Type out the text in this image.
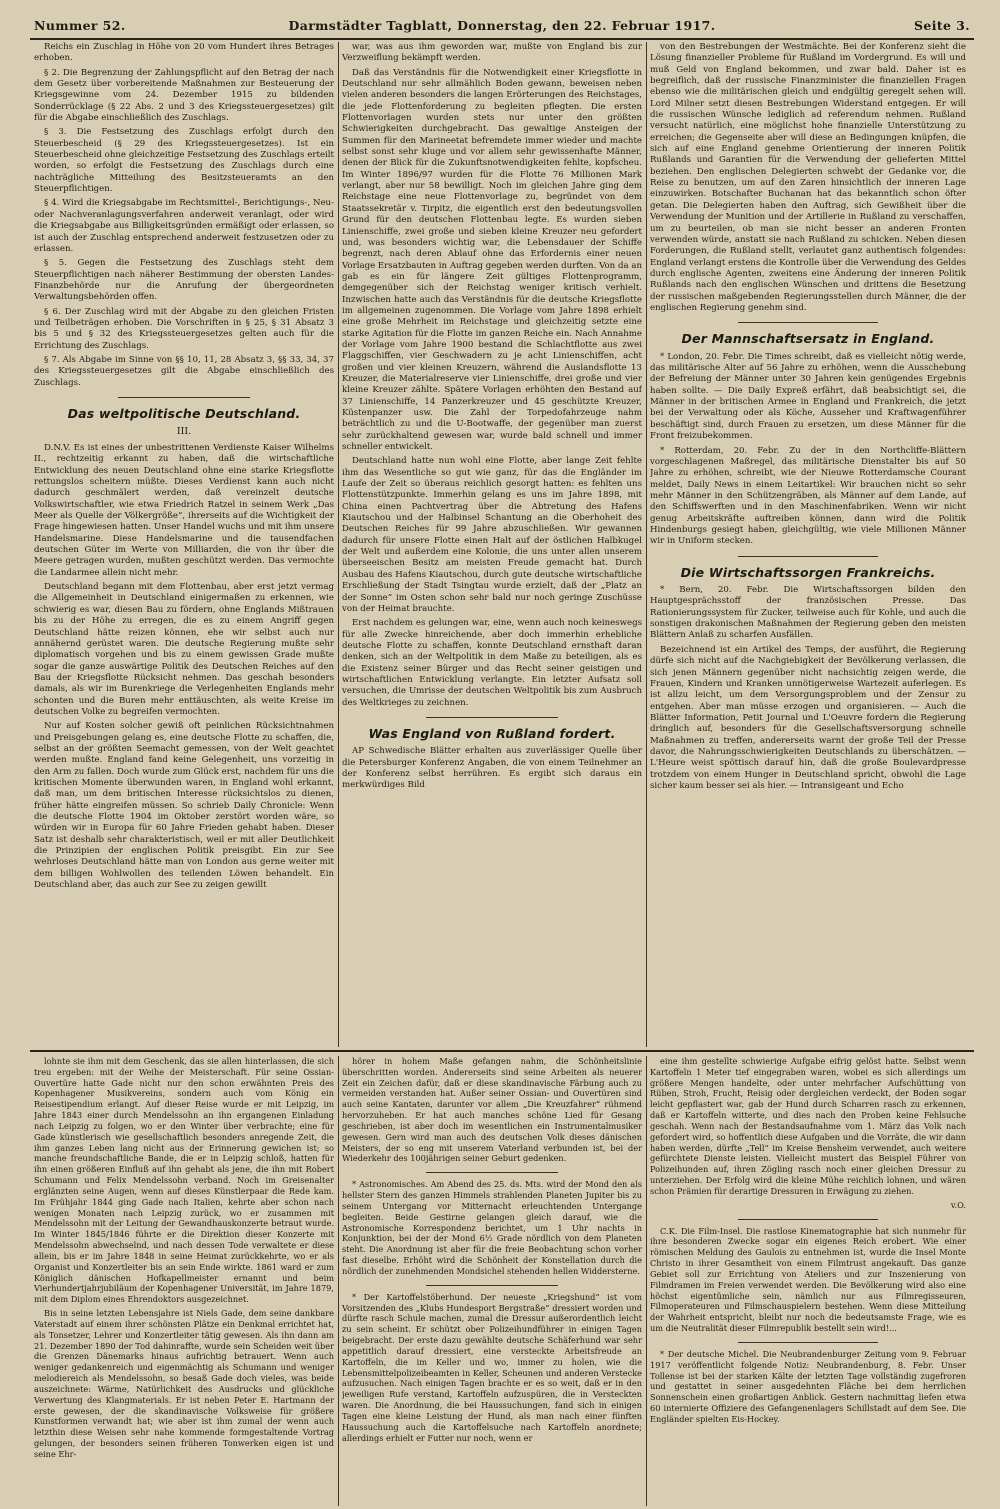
Nummer 52.	Darmstädter Tagblatt, Donnerstag, den 22. Februar 1917.	Seite 3.

Reichs ein Zuschlag in Höhe von 20 vom Hundert ihres Betrages erhoben.

§ 2. Die Begrenzung der Zahlungspflicht auf den Betrag der nach dem Gesetz über vorbereitende Maßnahmen zur Besteuerung der Kriegsgewinne vom 24. Dezember 1915 zu bildenden Sonderrücklage (§ 22 Abs. 2 und 3 des Kriegssteuergesetzes) gilt für die Abgabe einschließlich des Zuschlags.

§ 3. Die Festsetzung des Zuschlags erfolgt durch den Steuerbescheid (§ 29 des Kriegssteuergesetzes). Ist ein Steuerbescheid ohne gleichzeitige Festsetzung des Zuschlags erteilt worden, so erfolgt die Festsetzung des Zuschlags durch eine nachträgliche Mitteilung des Besitzsteueramts an den Steuerpflichtigen.

§ 4. Wird die Kriegsabgabe im Rechtsmittel-, Berichtigungs-, Neu- oder Nachveranlagungsverfahren anderweit veranlagt, oder wird die Kriegsabgabe aus Billigkeitsgründen ermäßigt oder erlassen, so ist auch der Zuschlag entsprechend anderweit festzusetzen oder zu erlassen.

§ 5. Gegen die Festsetzung des Zuschlags steht dem Steuerpflichtigen nach näherer Bestimmung der obersten Landes-Finanzbehörde nur die Anrufung der übergeordneten Verwaltungsbehörden offen.

§ 6. Der Zuschlag wird mit der Abgabe zu den gleichen Fristen und Teilbeträgen erhoben. Die Vorschriften in § 25, § 31 Absatz 3 bis 5 und § 32 des Kriegssteuergesetzes gelten auch für die Errichtung des Zuschlags.

§ 7. Als Abgabe im Sinne von §§ 10, 11, 28 Absatz 3, §§ 33, 34, 37 des Kriegssteuergesetzes gilt die Abgabe einschließlich des Zuschlags.

Das weltpolitische Deutschland.
III.

D.N.V. Es ist eines der unbestrittenen Verdienste Kaiser Wilhelms II., rechtzeitig erkannt zu haben, daß die wirtschaftliche Entwicklung des neuen Deutschland ohne eine starke Kriegsflotte rettungslos scheitern müßte. Dieses Verdienst kann auch nicht dadurch geschmälert werden, daß vereinzelt deutsche Volkswirtschaftler, wie etwa Friedrich Ratzel in seinem Werk „Das Meer als Quelle der Völkergröße“, ihrerseits auf die Wichtigkeit der Frage hingewiesen hatten. Unser Handel wuchs und mit ihm unsere Handelsmarine. Diese Handelsmarine und die tausendfachen deutschen Güter im Werte von Milliarden, die von ihr über die Meere getragen wurden, mußten geschützt werden. Das vermochte die Landarmee allein nicht mehr.

Deutschland begann mit dem Flottenbau, aber erst jetzt vermag die Allgemeinheit in Deutschland einigermaßen zu erkennen, wie schwierig es war, diesen Bau zu fördern, ohne Englands Mißtrauen bis zu der Höhe zu erregen, die es zu einem Angriff gegen Deutschland hätte reizen können, ehe wir selbst auch nur annähernd gerüstet waren. Die deutsche Regierung mußte sehr diplomatisch vorgehen und bis zu einem gewissen Grade mußte sogar die ganze auswärtige Politik des Deutschen Reiches auf den Bau der Kriegsflotte Rücksicht nehmen. Das geschah besonders damals, als wir im Burenkriege die Verlegenheiten Englands mehr schonten und die Buren mehr enttäuschten, als weite Kreise im deutschen Volke zu begreifen vermochten.

Nur auf Kosten solcher gewiß oft peinlichen Rücksichtnahmen und Preisgebungen gelang es, eine deutsche Flotte zu schaffen, die, selbst an der größten Seemacht gemessen, von der Welt geachtet werden mußte. England fand keine Gelegenheit, uns vorzeitig in den Arm zu fallen. Doch wurde zum Glück erst, nachdem für uns die kritischen Momente überwunden waren, in England wohl erkannt, daß man, um dem britischen Interesse rücksichtslos zu dienen, früher hätte eingreifen müssen. So schrieb Daily Chronicle: Wenn die deutsche Flotte 1904 im Oktober zerstört worden wäre, so würden wir in Europa für 60 Jahre Frieden gehabt haben. Dieser Satz ist deshalb sehr charakteristisch, weil er mit aller Deutlichkeit die Prinzipien der englischen Politik preisgibt. Ein zur See wehrloses Deutschland hätte man von London aus gerne weiter mit dem billigen Wohlwollen des teilenden Löwen behandelt. Ein Deutschland aber, das auch zur See zu zeigen gewillt

war, was aus ihm geworden war, mußte von England bis zur Verzweiflung bekämpft werden.

Daß das Verständnis für die Notwendigkeit einer Kriegsflotte in Deutschland nur sehr allmählich Boden gewann, beweisen neben vielen anderen besonders die langen Erörterungen des Reichstages, die jede Flottenforderung zu begleiten pflegten. Die ersten Flottenvorlagen wurden stets nur unter den größten Schwierigkeiten durchgebracht. Das gewaltige Ansteigen der Summen für den Marineetat befremdete immer wieder und machte selbst sonst sehr kluge und vor allem sehr gewissenhafte Männer, denen der Blick für die Zukunftsnotwendigkeiten fehlte, kopfscheu. Im Winter 1896/97 wurden für die Flotte 76 Millionen Mark verlangt, aber nur 58 bewilligt. Noch im gleichen Jahre ging dem Reichstage eine neue Flottenvorlage zu, begründet von dem Staatssekretär v. Tirpitz, die eigentlich erst den bedeutungsvollen Grund für den deutschen Flottenbau legte. Es wurden sieben Linienschiffe, zwei große und sieben kleine Kreuzer neu gefordert und, was besonders wichtig war, die Lebensdauer der Schiffe begrenzt, nach deren Ablauf ohne das Erfordernis einer neuen Vorlage Ersatzbauten in Auftrag gegeben werden durften. Von da an gab es ein für längere Zeit gültiges Flottenprogramm, demgegenüber sich der Reichstag weniger kritisch verhielt. Inzwischen hatte auch das Verständnis für die deutsche Kriegsflotte im allgemeinen zugenommen. Die Vorlage vom Jahre 1898 erhielt eine große Mehrheit im Reichstage und gleichzeitig setzte eine starke Agitation für die Flotte im ganzen Reiche ein. Nach Annahme der Vorlage vom Jahre 1900 bestand die Schlachtflotte aus zwei Flaggschiffen, vier Geschwadern zu je acht Linienschiffen, acht großen und vier kleinen Kreuzern, während die Auslandsflotte 13 Kreuzer, die Materialreserve vier Linienschiffe, drei große und vier kleine Kreuzer zählte. Spätere Vorlagen erhöhten den Bestand auf 37 Linienschiffe, 14 Panzerkreuzer und 45 geschützte Kreuzer, Küstenpanzer usw. Die Zahl der Torpedofahrzeuge nahm beträchtlich zu und die U-Bootwaffe, der gegenüber man zuerst sehr zurückhaltend gewesen war, wurde bald schnell und immer schneller entwickelt.

Deutschland hatte nun wohl eine Flotte, aber lange Zeit fehlte ihm das Wesentliche so gut wie ganz, für das die Engländer im Laufe der Zeit so überaus reichlich gesorgt hatten: es fehlten uns Flottenstützpunkte. Immerhin gelang es uns im Jahre 1898, mit China einen Pachtvertrag über die Abtretung des Hafens Kiautschou und der Halbinsel Schantung an die Oberhoheit des Deutschen Reiches für 99 Jahre abzuschließen. Wir gewannen dadurch für unsere Flotte einen Halt auf der östlichen Halbkugel der Welt und außerdem eine Kolonie, die uns unter allen unserem überseeischen Besitz am meisten Freude gemacht hat. Durch Ausbau des Hafens Kiautschou, durch gute deutsche wirtschaftliche Erschließung der Stadt Tsingtau wurde erzielt, daß der „Platz an der Sonne“ im Osten schon sehr bald nur noch geringe Zuschüsse von der Heimat brauchte.

Erst nachdem es gelungen war, eine, wenn auch noch keineswegs für alle Zwecke hinreichende, aber doch immerhin erhebliche deutsche Flotte zu schaffen, konnte Deutschland ernsthaft daran denken, sich an der Weltpolitik in dem Maße zu beteiligen, als es die Existenz seiner Bürger und das Recht seiner geistigen und wirtschaftlichen Entwicklung verlangte. Ein letzter Aufsatz soll versuchen, die Umrisse der deutschen Weltpolitik bis zum Ausbruch des Weltkrieges zu zeichnen.

Was England von Rußland fordert.

AP Schwedische Blätter erhalten aus zuverlässiger Quelle über die Petersburger Konferenz Angaben, die von einem Teilnehmer an der Konferenz selbst herrühren. Es ergibt sich daraus ein merkwürdiges Bild

von den Bestrebungen der Westmächte. Bei der Konferenz sieht die Lösung finanzieller Probleme für Rußland im Vordergrund. Es will und muß Geld von England bekommen, und zwar bald. Daher ist es begreiflich, daß der russische Finanzminister die finanziellen Fragen ebenso wie die militärischen gleich und endgültig geregelt sehen will. Lord Milner setzt diesen Bestrebungen Widerstand entgegen. Er will die russischen Wünsche lediglich ad referendum nehmen. Rußland versucht natürlich, eine möglichst hohe finanzielle Unterstützung zu erreichen; die Gegenseite aber will diese an Bedingungen knüpfen, die sich auf eine England genehme Orientierung der inneren Politik Rußlands und Garantien für die Verwendung der gelieferten Mittel beziehen. Den englischen Delegierten schwebt der Gedanke vor, die Reise zu benutzen, um auf den Zaren hinsichtlich der inneren Lage einzuwirken. Botschafter Buchanan hat das bekanntlich schon öfter getan. Die Delegierten haben den Auftrag, sich Gewißheit über die Verwendung der Munition und der Artillerie in Rußland zu verschaffen, um zu beurteilen, ob man sie nicht besser an anderen Fronten verwenden würde, anstatt sie nach Rußland zu schicken. Neben diesen Forderungen, die Rußland stellt, verlautet ganz authentisch folgendes: England verlangt erstens die Kontrolle über die Verwendung des Geldes durch englische Agenten, zweitens eine Änderung der inneren Politik Rußlands nach den englischen Wünschen und drittens die Besetzung der russischen maßgebenden Regierungsstellen durch Männer, die der englischen Regierung genehm sind.

Der Mannschaftsersatz in England.

* London, 20. Febr. Die Times schreibt, daß es vielleicht nötig werde, das militärische Alter auf 56 Jahre zu erhöhen, wenn die Ausschebung der Befreiung der Männer unter 30 Jahren kein genügendes Ergebnis haben sollte. — Die Daily Expreß erfährt, daß beabsichtigt sei, die Männer in der britischen Armee in England und Frankreich, die jetzt bei der Verwaltung oder als Köche, Ausseher und Kraftwagenführer beschäftigt sind, durch Frauen zu ersetzen, um diese Männer für die Front freizubekommen.

* Rotterdam, 20. Febr. Zu der in den Northcliffe-Blättern vorgeschlagenen Maßregel, das militärische Dienstalter bis auf 50 Jahre zu erhöhen, schreibt, wie der Nieuwe Rotterdamsche Courant meldet, Daily News in einem Leitartikel: Wir brauchen nicht so sehr mehr Männer in den Schützengräben, als Männer auf dem Lande, auf den Schiffswerften und in den Maschinenfabriken. Wenn wir nicht genug Arbeitskräfte auftreiben können, dann wird die Politik Hindenburgs gesiegt haben, gleichgültig, wie viele Millionen Männer wir in Uniform stecken.

Die Wirtschaftssorgen Frankreichs.

* Bern, 20. Febr. Die Wirtschaftssorgen bilden den Hauptgesprächsstoff der französischen Presse. Das Rationierungssystem für Zucker, teilweise auch für Kohle, und auch die sonstigen drakonischen Maßnahmen der Regierung geben den meisten Blättern Anlaß zu scharfen Ausfällen.

Bezeichnend ist ein Artikel des Temps, der ausführt, die Regierung dürfe sich nicht auf die Nachgiebigkeit der Bevölkerung verlassen, die sich jenen Männern gegenüber nicht nachsichtig zeigen werde, die Frauen, Kindern und Kranken unnötigerweise Wartezeit auferlegen. Es ist allzu leicht, um dem Versorgungsproblem und der Zensur zu entgehen. Aber man müsse erzogen und organisieren. — Auch die Blätter Information, Petit Journal und L'Oeuvre fordern die Regierung dringlich auf, besonders für die Gesellschaftsversorgung schnelle Maßnahmen zu treffen, andererseits warnt der große Teil der Presse davor, die Nahrungsschwierigkeiten Deutschlands zu überschätzen. — L'Heure weist spöttisch darauf hin, daß die große Boulevardpresse trotzdem von einem Hunger in Deutschland spricht, obwohl die Lage sicher kaum besser sei als hier. — Intransigeant und Echo

lohnte sie ihm mit dem Geschenk, das sie allen hinterlassen, die sich treu ergeben: mit der Weihe der Meisterschaft. Für seine Ossian-Ouvertüre hatte Gade nicht nur den schon erwähnten Preis des Kopenhagener Musikvereins, sondern auch vom König ein Reisestipendium erlangt. Auf dieser Reise wurde er mit Leipzig, im Jahre 1843 einer durch Mendelssohn an ihn ergangenen Einladung nach Leipzig zu folgen, wo er den Winter über verbrachte; eine für Gade künstlerisch wie gesellschaftlich besonders anregende Zeit, die ihm ganzes Leben lang nicht aus der Erinnerung gewichen ist; so manche freundschaftliche Bande, die er in Leipzig schloß, hatten für ihn einen größeren Einfluß auf ihn gehabt als jene, die ihn mit Robert Schumann und Felix Mendelssohn verband. Noch im Greisenalter erglänzten seine Augen, wenn auf dieses Künstlerpaar die Rede kam. Im Frühjahr 1844 ging Gade nach Italien, kehrte aber schon nach wenigen Monaten nach Leipzig zurück, wo er zusammen mit Mendelssohn mit der Leitung der Gewandhauskonzerte betraut wurde. Im Winter 1845/1846 führte er die Direktion dieser Konzerte mit Mendelssohn abwechselnd, und nach dessen Tode verwaltete er diese allein, bis er im Jahre 1848 in seine Heimat zurückkehrte, wo er als Organist und Konzertleiter bis an sein Ende wirkte. 1861 ward er zum Königlich dänischen Hofkapellmeister ernannt und beim Vierhundertjahrjubiläum der Kopenhagener Universität, im Jahre 1879, mit dem Diplom eines Ehrendoktors ausgezeichnet.

Bis in seine letzten Lebensjahre ist Niels Gade, dem seine dankbare Vaterstadt auf einem ihrer schönsten Plätze ein Denkmal errichtet hat, als Tonsetzer, Lehrer und Konzertleiter tätig gewesen. Als ihn dann am 21. Dezember 1890 der Tod dahinraffte, wurde sein Scheiden weit über die Grenzen Dänemarks hinaus aufrichtig betrauert. Wenn auch weniger gedankenreich und eigenmächtig als Schumann und weniger melodiereich als Mendelssohn, so besaß Gade doch vieles, was beide auszeichnete: Wärme, Natürlichkeit des Ausdrucks und glückliche Verwertung des Klangmaterials. Er ist neben Peter E. Hartmann der erste gewesen, der die skandinavische Volksweise für größere Kunstformen verwandt hat; wie aber ist ihm zumal der wenn auch letzthin diese Weisen sehr nahe kommende formgestaltende Vortrag gelungen, der besonders seinen früheren Tonwerken eigen ist und seine Ehr-

hörer in hohem Maße gefangen nahm, die Schönheitslinie überschritten worden. Andererseits sind seine Arbeiten als neuerer Zeit ein Zeichen dafür, daß er diese skandinavische Färbung auch zu vermeiden verstanden hat. Außer seiner Ossian- und Ouvertüren sind auch seine Kantaten, darunter vor allem „Die Kreuzfahrer“ rühmend hervorzuheben. Er hat auch manches schöne Lied für Gesang geschrieben, ist aber doch im wesentlichen ein Instrumentalmusiker gewesen. Gern wird man auch des deutschen Volk dieses dänischen Meisters, der so eng mit unserem Vaterland verbunden ist, bei der Wiederkehr des 100jährigen seiner Geburt gedenken.

* Astronomisches. Am Abend des 25. ds. Mts. wird der Mond den als hellster Stern des ganzen Himmels strahlenden Planeten Jupiter bis zu seinem Untergang vor Mitternacht erleuchtenden Untergange begleiten. Beide Gestirne gelangen gleich darauf, wie die Astronomische Korrespondenz berichtet, um 1 Uhr nachts in Konjunktion, bei der der Mond 6½ Grade nördlich von dem Planeten steht. Die Anordnung ist aber für die freie Beobachtung schon vorher fast dieselbe. Erhöht wird die Schönheit der Konstellation durch die nördlich der zunehmenden Mondsichel stehenden hellen Widdersterne.

* Der Kartoffelstöberhund. Der neueste „Kriegshund“ ist vom Vorsitzenden des „Klubs Hundesport Bergstraße“ dressiert worden und dürfte rasch Schule machen, zumal die Dressur außerordentlich leicht zu sein scheint. Er schützt ober Polizeihundführer in einigen Tagen beigebracht. Der erste dazu gewählte deutsche Schäferhund war sehr appetitlich darauf dressiert, eine versteckte Arbeitsfreude an Kartoffeln, die im Keller und wo, immer zu holen, wie die Lebensmittelpolizeibeamten in Keller, Scheunen und anderen Verstecke aufzusuchen. Nach einigen Tagen brachte er es so weit, daß er in den jeweiligen Rufe verstand, Kartoffeln aufzuspüren, die in Versteckten waren. Die Anordnung, die bei Haussuchungen, fand sich in einigen Tagen eine kleine Leistung der Hund, als man nach einer fünften Haussuchung auch die Kartoffelsuche nach Kartoffeln anordnete; allerdings erhielt er Futter nur noch, wenn er

eine ihm gestellte schwierige Aufgabe eifrig gelöst hatte. Selbst wenn Kartoffeln 1 Meter tief eingegraben waren, wobei es sich allerdings um größere Mengen handelte, oder unter mehrfacher Aufschüttung von Rüben, Stroh, Frucht, Reisig oder dergleichen verdeckt, der Boden sogar leicht gepflastert war, gab der Hund durch Scharren rasch zu erkennen, daß er Kartoffeln witterte, und dies nach den Proben keine Fehlsuche geschah. Wenn nach der Bestandsaufnahme vom 1. März das Volk nach gefordert wird, so hoffentlich diese Aufgaben und die Vorräte, die wir dann haben werden, dürfte „Tell“ im Kreise Bensheim verwendet, auch weitere gefürchtete Dienste leisten. Vielleicht mustert das Beispiel Führer von Polizeihunden auf, ihren Zögling rasch noch einer gleichen Dressur zu unterziehen. Der Erfolg wird die kleine Mühe reichlich lohnen, und wären schon Prämien für derartige Dressuren in Erwägung zu ziehen.

v.O.

C.K. Die Film-Insel. Die rastlose Kinematographie hat sich nunmehr für ihre besonderen Zwecke sogar ein eigenes Reich erobert. Wie einer römischen Meldung des Gaulois zu entnehmen ist, wurde die Insel Monte Christo in ihrer Gesamtheit von einem Filmtrust angekauft. Das ganze Gebiet soll zur Errichtung von Ateliers und zur Inszenierung von Filmdramen im Freien verwendet werden. Die Bevölkerung wird also eine höchst eigentümliche sein, nämlich nur aus Filmregisseuren, Filmoperateuren und Filmschauspielern bestehen. Wenn diese Mitteilung der Wahrheit entspricht, bleibt nur noch die bedeutsamste Frage, wie es um die Neutralität dieser Filmrepublik bestellt sein wird!...

* Der deutsche Michel. Die Neubrandenburger Zeitung vom 9. Februar 1917 veröffentlicht folgende Notiz: Neubrandenburg, 8. Febr. Unser Tollense ist bei der starken Kälte der letzten Tage vollständig zugefroren und gestattet in seiner ausgedehnten Fläche bei dem herrlichen Sonnenschein einen großartigen Anblick. Gestern nachmittag liefen etwa 60 internierte Offiziere des Gefangenenlagers Schillstadt auf dem See. Die Engländer spielten Eis-Hockey.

### What the exercise asks
Search the entries above for the word "Festsetzung" and copy each line where it appears.

### Result of this task
§ 3. Die Festsetzung des Zuschlags erfolgt durch den Steuerbescheid (§ 29 des Kriegssteuergesetzes). Ist ein Steuerbescheid ohne gleichzeitige Festsetzung des Zuschlags erteilt worden, so erfolgt die Festsetzung des Zuschlags durch eine nachträgliche Mitteilung des Besitzsteueramts an den Steuerpflichtigen.
§ 5. Gegen die Festsetzung des Zuschlags steht dem Steuerpflichtigen nach näherer Bestimmung der obersten Landes-Finanzbehörde nur die Anrufung der übergeordneten Verwaltungsbehörden offen.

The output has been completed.